**WHAT YOU NEED TO DO:** In the records below, pick out all lines containing the word "查阅装置电路图".

**ROWS:**

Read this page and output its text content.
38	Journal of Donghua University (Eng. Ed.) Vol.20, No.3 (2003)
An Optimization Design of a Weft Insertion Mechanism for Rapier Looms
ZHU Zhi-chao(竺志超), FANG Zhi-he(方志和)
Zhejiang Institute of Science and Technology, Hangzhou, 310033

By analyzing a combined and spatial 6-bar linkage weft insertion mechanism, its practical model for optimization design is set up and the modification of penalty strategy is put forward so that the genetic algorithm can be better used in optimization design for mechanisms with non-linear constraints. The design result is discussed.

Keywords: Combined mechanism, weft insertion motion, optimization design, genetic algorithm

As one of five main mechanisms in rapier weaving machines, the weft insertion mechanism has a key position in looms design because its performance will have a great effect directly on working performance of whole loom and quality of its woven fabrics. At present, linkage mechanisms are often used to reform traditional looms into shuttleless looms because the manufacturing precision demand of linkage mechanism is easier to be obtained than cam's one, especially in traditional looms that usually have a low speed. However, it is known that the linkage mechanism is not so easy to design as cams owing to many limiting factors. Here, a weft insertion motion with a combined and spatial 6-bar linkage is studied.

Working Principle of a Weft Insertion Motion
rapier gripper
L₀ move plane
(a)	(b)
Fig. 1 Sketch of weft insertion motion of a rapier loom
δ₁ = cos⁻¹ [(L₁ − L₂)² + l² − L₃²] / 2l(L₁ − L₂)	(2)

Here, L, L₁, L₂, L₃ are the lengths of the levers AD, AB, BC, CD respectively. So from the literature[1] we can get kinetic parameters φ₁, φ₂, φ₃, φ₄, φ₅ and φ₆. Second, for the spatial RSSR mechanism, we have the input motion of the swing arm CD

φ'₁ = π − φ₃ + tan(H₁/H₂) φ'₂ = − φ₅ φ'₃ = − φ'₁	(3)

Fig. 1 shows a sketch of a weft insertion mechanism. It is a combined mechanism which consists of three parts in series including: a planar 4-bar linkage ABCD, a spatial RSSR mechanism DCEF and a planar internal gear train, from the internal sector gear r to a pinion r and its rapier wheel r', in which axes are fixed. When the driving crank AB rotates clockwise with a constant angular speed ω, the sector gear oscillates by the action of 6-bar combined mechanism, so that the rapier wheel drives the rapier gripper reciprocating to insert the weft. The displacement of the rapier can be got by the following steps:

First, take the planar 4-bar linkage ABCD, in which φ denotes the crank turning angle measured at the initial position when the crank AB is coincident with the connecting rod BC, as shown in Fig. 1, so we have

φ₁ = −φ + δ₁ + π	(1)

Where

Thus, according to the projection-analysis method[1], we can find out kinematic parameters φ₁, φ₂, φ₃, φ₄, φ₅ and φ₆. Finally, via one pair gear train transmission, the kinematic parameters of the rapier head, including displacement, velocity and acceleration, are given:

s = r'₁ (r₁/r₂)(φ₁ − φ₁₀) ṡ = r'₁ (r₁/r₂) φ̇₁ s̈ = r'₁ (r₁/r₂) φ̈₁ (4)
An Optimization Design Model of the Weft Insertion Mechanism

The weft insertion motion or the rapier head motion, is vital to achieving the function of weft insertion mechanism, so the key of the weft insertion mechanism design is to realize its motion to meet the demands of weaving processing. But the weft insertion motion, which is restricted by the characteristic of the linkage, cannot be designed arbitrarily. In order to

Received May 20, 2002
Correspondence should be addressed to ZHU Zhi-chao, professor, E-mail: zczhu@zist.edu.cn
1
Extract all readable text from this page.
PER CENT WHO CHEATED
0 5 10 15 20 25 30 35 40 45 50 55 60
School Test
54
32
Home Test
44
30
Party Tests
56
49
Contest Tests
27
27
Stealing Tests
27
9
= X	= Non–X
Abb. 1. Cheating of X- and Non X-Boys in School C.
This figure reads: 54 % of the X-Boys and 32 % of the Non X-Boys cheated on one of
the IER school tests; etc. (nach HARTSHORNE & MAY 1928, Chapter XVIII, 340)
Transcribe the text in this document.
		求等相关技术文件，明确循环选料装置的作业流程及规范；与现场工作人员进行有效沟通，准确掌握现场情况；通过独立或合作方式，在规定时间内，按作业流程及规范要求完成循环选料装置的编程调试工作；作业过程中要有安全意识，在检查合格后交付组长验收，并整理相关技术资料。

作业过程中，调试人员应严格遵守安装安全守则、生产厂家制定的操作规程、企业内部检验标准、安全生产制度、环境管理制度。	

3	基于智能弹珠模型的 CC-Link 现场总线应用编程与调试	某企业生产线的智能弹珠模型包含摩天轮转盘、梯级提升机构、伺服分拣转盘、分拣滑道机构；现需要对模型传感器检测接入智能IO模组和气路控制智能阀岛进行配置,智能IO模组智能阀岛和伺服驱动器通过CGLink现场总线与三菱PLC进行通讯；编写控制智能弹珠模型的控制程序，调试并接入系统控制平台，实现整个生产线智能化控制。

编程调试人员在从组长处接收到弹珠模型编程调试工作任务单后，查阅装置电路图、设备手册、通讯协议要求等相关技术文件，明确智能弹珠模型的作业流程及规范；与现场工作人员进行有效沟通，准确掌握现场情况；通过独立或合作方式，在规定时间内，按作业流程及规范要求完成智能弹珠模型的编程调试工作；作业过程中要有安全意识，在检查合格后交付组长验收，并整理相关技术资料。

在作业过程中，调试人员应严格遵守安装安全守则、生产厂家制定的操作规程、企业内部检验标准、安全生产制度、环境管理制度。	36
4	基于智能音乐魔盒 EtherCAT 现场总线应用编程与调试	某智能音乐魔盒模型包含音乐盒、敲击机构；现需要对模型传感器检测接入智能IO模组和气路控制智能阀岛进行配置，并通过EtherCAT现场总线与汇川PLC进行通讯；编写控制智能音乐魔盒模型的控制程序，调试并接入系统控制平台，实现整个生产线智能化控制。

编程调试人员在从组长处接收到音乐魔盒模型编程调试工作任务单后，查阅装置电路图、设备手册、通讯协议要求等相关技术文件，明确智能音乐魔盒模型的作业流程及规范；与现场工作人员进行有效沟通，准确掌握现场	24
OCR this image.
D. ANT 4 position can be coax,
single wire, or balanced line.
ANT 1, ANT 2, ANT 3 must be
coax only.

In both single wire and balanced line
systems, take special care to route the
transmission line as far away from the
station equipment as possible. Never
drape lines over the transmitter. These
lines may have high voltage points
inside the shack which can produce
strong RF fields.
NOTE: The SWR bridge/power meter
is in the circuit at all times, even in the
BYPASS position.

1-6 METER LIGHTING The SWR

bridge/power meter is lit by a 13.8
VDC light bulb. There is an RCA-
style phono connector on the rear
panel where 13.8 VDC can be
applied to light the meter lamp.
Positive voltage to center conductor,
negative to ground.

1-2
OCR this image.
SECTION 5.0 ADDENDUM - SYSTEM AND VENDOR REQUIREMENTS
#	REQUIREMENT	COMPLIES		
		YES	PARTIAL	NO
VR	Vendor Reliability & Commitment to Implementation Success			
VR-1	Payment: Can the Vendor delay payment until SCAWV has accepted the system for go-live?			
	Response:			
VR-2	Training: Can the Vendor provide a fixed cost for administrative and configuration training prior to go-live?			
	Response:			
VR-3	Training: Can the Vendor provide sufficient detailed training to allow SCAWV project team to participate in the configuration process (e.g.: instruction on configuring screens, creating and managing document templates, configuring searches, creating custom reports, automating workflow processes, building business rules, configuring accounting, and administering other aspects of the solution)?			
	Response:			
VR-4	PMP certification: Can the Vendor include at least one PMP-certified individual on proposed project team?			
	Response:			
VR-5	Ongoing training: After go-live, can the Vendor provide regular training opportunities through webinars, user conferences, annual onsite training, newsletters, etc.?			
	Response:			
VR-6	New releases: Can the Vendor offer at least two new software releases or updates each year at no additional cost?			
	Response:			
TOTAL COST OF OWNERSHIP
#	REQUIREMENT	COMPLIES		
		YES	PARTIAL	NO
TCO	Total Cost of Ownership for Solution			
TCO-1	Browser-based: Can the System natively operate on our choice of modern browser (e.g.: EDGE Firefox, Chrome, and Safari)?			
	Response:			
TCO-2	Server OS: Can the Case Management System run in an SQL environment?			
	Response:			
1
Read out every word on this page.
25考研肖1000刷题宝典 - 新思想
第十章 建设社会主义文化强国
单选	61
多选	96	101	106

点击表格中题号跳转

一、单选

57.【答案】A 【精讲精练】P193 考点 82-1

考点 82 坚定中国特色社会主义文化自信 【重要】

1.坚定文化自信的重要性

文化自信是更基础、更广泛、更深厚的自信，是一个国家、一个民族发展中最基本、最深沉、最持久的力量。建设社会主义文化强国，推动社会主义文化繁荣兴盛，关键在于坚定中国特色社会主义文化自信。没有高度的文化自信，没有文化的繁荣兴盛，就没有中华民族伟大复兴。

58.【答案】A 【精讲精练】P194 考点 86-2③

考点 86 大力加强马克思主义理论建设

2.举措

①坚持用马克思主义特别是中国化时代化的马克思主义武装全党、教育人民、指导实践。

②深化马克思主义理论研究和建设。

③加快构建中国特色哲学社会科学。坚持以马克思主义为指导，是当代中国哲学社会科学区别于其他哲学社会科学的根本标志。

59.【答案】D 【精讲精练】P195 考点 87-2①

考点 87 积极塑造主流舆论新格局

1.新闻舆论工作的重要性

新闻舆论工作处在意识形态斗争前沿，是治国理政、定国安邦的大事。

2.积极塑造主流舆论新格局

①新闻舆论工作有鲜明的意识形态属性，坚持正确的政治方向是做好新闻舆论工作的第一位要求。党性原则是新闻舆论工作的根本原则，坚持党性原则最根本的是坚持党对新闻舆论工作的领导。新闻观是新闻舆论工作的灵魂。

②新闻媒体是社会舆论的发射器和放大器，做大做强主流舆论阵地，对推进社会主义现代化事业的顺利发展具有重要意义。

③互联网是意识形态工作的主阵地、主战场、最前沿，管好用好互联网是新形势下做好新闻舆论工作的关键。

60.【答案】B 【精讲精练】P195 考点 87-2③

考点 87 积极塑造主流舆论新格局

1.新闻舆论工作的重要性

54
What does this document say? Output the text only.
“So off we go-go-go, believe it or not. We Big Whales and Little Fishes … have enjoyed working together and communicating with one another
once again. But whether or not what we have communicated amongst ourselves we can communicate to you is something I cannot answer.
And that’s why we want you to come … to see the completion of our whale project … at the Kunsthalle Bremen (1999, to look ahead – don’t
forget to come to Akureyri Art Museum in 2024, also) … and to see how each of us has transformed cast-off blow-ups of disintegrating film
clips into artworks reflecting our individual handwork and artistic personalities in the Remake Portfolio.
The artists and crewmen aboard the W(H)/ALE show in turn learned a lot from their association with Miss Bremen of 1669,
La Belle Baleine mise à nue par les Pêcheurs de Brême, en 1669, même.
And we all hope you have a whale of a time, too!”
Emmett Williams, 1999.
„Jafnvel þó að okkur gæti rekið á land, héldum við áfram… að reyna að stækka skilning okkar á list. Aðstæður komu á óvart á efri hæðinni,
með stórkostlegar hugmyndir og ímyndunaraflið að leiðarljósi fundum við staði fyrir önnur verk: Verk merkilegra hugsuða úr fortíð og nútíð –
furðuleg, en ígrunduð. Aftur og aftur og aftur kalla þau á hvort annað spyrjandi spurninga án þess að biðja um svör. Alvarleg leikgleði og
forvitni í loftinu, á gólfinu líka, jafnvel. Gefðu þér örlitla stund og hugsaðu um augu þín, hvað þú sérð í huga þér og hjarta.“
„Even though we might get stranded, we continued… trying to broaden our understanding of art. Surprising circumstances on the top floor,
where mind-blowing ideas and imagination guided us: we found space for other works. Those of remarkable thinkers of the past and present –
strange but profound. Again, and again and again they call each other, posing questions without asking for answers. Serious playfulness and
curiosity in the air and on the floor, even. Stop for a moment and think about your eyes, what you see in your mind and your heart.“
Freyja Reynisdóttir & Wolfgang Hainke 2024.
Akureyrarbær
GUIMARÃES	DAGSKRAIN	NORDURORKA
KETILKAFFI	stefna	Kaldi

**WRITTEN ANSWER:**
编程调试人员在从组长处接收到弹珠模型编程调试工作任务单后，查阅装置电路图、设备手册、通讯协议要求等相关技术文件，明确智能弹珠模型的作业流程及规范；与现场工作人员进行有效沟通，准确掌握现场情况；通过独立或合作方式，在规定时间内，按作业流程及规范要求完成智能弹珠模型的编程调试工作；作业过程中要有安全意识，在检查合格后交付组长验收，并整理相关技术资料。
编程调试人员在从组长处接收到音乐魔盒模型编程调试工作任务单后，查阅装置电路图、设备手册、通讯协议要求等相关技术文件，明确智能音乐魔盒模型的作业流程及规范；与现场工作人员进行有效沟通，准确掌握现场	24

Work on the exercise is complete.